Records for this exercise:
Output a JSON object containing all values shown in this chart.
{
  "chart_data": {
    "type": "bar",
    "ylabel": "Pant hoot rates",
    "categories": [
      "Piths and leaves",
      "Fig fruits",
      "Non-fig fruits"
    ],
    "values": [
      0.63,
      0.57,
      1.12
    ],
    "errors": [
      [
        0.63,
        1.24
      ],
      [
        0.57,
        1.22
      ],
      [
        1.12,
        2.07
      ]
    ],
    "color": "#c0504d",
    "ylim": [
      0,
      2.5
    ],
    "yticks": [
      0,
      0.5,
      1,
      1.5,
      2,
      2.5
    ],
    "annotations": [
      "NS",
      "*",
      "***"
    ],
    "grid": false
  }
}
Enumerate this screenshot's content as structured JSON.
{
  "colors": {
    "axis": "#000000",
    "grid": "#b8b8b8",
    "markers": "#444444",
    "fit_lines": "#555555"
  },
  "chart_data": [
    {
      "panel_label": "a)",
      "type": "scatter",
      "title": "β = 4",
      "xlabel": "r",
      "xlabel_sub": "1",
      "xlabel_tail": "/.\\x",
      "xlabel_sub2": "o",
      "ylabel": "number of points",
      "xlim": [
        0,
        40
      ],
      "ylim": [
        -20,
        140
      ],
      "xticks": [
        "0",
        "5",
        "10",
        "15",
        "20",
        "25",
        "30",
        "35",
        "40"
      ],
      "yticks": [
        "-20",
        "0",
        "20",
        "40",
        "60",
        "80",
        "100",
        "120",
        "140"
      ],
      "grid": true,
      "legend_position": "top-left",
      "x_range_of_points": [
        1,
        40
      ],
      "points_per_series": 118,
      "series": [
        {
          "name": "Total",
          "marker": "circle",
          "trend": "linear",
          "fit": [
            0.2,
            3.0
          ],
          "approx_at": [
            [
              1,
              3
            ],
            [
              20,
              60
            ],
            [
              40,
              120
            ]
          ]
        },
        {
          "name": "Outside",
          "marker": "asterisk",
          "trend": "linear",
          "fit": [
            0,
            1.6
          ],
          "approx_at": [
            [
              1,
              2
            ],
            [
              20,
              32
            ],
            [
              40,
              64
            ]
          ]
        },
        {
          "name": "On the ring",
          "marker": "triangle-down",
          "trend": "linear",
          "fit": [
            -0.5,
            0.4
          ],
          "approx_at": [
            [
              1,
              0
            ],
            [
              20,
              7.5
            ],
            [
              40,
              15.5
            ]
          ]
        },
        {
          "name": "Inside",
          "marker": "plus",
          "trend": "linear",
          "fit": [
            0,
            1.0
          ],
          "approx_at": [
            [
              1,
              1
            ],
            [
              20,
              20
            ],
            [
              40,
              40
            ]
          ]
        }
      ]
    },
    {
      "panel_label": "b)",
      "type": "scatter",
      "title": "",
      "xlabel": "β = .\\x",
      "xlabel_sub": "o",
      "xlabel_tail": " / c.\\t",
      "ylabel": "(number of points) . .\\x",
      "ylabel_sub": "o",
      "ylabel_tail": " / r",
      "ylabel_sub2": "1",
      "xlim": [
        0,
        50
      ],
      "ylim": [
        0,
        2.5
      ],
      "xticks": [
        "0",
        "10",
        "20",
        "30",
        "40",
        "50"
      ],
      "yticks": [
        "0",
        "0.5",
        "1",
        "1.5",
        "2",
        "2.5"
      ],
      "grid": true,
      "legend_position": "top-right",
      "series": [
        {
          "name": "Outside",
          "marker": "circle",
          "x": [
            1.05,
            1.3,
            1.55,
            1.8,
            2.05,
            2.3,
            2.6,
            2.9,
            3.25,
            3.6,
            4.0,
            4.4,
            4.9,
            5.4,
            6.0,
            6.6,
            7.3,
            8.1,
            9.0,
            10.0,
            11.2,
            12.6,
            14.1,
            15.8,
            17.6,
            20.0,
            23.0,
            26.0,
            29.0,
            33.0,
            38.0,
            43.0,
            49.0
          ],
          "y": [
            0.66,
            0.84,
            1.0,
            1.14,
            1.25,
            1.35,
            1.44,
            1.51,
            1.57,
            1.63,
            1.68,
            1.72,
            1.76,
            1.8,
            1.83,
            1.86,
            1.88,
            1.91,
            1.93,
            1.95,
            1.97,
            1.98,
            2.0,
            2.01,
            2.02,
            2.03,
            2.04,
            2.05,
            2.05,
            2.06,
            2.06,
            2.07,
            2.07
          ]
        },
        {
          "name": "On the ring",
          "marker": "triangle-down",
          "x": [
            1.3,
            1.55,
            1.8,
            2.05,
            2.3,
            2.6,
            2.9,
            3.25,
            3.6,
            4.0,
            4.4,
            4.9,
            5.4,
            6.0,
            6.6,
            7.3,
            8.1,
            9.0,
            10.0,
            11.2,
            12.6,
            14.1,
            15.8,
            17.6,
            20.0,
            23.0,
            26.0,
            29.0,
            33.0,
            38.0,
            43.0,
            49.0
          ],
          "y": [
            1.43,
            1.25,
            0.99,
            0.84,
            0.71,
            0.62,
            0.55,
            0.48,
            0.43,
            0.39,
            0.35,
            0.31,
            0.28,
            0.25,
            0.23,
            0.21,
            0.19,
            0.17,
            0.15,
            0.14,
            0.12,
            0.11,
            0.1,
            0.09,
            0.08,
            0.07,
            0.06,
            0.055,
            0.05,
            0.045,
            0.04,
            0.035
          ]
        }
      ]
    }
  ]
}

Problem to work on: Write out the whole listing again, exactly as it stands.

Answer to this problem:
Output a JSON object containing all values shown in this chart.
{
  "chart_data": {
    "type": "bar",
    "ylabel": "Pant hoot rates",
    "categories": [
      "Piths and leaves",
      "Fig fruits",
      "Non-fig fruits"
    ],
    "values": [
      0.63,
      0.57,
      1.12
    ],
    "errors": [
      [
        0.63,
        1.24
      ],
      [
        0.57,
        1.22
      ],
      [
        1.12,
        2.07
      ]
    ],
    "color": "#c0504d",
    "ylim": [
      0,
      2.5
    ],
    "yticks": [
      0,
      0.5,
      1,
      1.5,
      2,
      2.5
    ],
    "annotations": [
      "NS",
      "*",
      "***"
    ],
    "grid": false
  }
}
Enumerate this screenshot's content as structured JSON.
{
  "colors": {
    "axis": "#000000",
    "grid": "#b8b8b8",
    "markers": "#444444",
    "fit_lines": "#555555"
  },
  "chart_data": [
    {
      "panel_label": "a)",
      "type": "scatter",
      "title": "β = 4",
      "xlabel": "r",
      "xlabel_sub": "1",
      "xlabel_tail": "/.\\x",
      "xlabel_sub2": "o",
      "ylabel": "number of points",
      "xlim": [
        0,
        40
      ],
      "ylim": [
        -20,
        140
      ],
      "xticks": [
        "0",
        "5",
        "10",
        "15",
        "20",
        "25",
        "30",
        "35",
        "40"
      ],
      "yticks": [
        "-20",
        "0",
        "20",
        "40",
        "60",
        "80",
        "100",
        "120",
        "140"
      ],
      "grid": true,
      "legend_position": "top-left",
      "x_range_of_points": [
        1,
        40
      ],
      "points_per_series": 118,
      "series": [
        {
          "name": "Total",
          "marker": "circle",
          "trend": "linear",
          "fit": [
            0.2,
            3.0
          ],
          "approx_at": [
            [
              1,
              3
            ],
            [
              20,
              60
            ],
            [
              40,
              120
            ]
          ]
        },
        {
          "name": "Outside",
          "marker": "asterisk",
          "trend": "linear",
          "fit": [
            0,
            1.6
          ],
          "approx_at": [
            [
              1,
              2
            ],
            [
              20,
              32
            ],
            [
              40,
              64
            ]
          ]
        },
        {
          "name": "On the ring",
          "marker": "triangle-down",
          "trend": "linear",
          "fit": [
            -0.5,
            0.4
          ],
          "approx_at": [
            [
              1,
              0
            ],
            [
              20,
              7.5
            ],
            [
              40,
              15.5
            ]
          ]
        },
        {
          "name": "Inside",
          "marker": "plus",
          "trend": "linear",
          "fit": [
            0,
            1.0
          ],
          "approx_at": [
            [
              1,
              1
            ],
            [
              20,
              20
            ],
            [
              40,
              40
            ]
          ]
        }
      ]
    },
    {
      "panel_label": "b)",
      "type": "scatter",
      "title": "",
      "xlabel": "β = .\\x",
      "xlabel_sub": "o",
      "xlabel_tail": " / c.\\t",
      "ylabel": "(number of points) . .\\x",
      "ylabel_sub": "o",
      "ylabel_tail": " / r",
      "ylabel_sub2": "1",
      "xlim": [
        0,
        50
      ],
      "ylim": [
        0,
        2.5
      ],
      "xticks": [
        "0",
        "10",
        "20",
        "30",
        "40",
        "50"
      ],
      "yticks": [
        "0",
        "0.5",
        "1",
        "1.5",
        "2",
        "2.5"
      ],
      "grid": true,
      "legend_position": "top-right",
      "series": [
        {
          "name": "Outside",
          "marker": "circle",
          "x": [
            1.05,
            1.3,
            1.55,
            1.8,
            2.05,
            2.3,
            2.6,
            2.9,
            3.25,
            3.6,
            4.0,
            4.4,
            4.9,
            5.4,
            6.0,
            6.6,
            7.3,
            8.1,
            9.0,
            10.0,
            11.2,
            12.6,
            14.1,
            15.8,
            17.6,
            20.0,
            23.0,
            26.0,
            29.0,
            33.0,
            38.0,
            43.0,
            49.0
          ],
          "y": [
            0.66,
            0.84,
            1.0,
            1.14,
            1.25,
            1.35,
            1.44,
            1.51,
            1.57,
            1.63,
            1.68,
            1.72,
            1.76,
            1.8,
            1.83,
            1.86,
            1.88,
            1.91,
            1.93,
            1.95,
            1.97,
            1.98,
            2.0,
            2.01,
            2.02,
            2.03,
            2.04,
            2.05,
            2.05,
            2.06,
            2.06,
            2.07,
            2.07
          ]
        },
        {
          "name": "On the ring",
          "marker": "triangle-down",
          "x": [
            1.3,
            1.55,
            1.8,
            2.05,
            2.3,
            2.6,
            2.9,
            3.25,
            3.6,
            4.0,
            4.4,
            4.9,
            5.4,
            6.0,
            6.6,
            7.3,
            8.1,
            9.0,
            10.0,
            11.2,
            12.6,
            14.1,
            15.8,
            17.6,
            20.0,
            23.0,
            26.0,
            29.0,
            33.0,
            38.0,
            43.0,
            49.0
          ],
          "y": [
            1.43,
            1.25,
            0.99,
            0.84,
            0.71,
            0.62,
            0.55,
            0.48,
            0.43,
            0.39,
            0.35,
            0.31,
            0.28,
            0.25,
            0.23,
            0.21,
            0.19,
            0.17,
            0.15,
            0.14,
            0.12,
            0.11,
            0.1,
            0.09,
            0.08,
            0.07,
            0.06,
            0.055,
            0.05,
            0.045,
            0.04,
            0.035
          ]
        }
      ]
    }
  ]
}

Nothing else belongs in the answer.